#### [Brief]
Using the data beneath, show every line that includes the word "this".

#### [Data listing]

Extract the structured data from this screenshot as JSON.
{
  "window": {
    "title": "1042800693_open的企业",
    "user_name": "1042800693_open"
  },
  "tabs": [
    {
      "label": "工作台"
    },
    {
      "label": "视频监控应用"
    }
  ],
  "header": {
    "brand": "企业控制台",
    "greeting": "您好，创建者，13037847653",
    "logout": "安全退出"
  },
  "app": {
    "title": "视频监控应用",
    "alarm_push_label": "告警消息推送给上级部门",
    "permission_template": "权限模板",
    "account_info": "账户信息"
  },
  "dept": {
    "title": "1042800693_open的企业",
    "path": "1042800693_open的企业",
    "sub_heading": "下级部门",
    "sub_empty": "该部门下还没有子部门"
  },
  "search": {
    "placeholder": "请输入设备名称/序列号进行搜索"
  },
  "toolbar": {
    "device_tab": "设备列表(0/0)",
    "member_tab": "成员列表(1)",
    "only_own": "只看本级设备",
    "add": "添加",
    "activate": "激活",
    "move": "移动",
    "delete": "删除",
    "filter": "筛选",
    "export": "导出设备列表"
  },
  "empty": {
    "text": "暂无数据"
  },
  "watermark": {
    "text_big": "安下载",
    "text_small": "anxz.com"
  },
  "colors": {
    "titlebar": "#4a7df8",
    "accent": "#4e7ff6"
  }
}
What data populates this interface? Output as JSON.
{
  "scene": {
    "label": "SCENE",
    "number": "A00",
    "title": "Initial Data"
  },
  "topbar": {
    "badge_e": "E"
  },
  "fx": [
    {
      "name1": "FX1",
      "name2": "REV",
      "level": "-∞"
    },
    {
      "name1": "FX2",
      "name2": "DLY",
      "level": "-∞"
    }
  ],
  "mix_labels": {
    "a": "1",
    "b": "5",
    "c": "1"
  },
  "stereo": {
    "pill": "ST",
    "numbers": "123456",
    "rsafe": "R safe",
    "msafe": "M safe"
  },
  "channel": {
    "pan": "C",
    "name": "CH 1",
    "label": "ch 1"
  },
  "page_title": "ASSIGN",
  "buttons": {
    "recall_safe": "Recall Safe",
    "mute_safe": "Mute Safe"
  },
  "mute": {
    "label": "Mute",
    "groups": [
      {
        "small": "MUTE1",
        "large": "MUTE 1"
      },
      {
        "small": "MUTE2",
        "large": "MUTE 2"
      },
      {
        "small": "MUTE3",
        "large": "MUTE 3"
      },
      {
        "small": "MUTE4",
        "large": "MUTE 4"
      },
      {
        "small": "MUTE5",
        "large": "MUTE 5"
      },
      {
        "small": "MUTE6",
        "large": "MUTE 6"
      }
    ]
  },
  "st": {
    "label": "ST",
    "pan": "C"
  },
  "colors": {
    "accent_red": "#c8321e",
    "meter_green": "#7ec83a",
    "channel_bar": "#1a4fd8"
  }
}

#### [Expected answer]
Extract the structured data from this screenshot as JSON.
What data populates this interface? Output as JSON.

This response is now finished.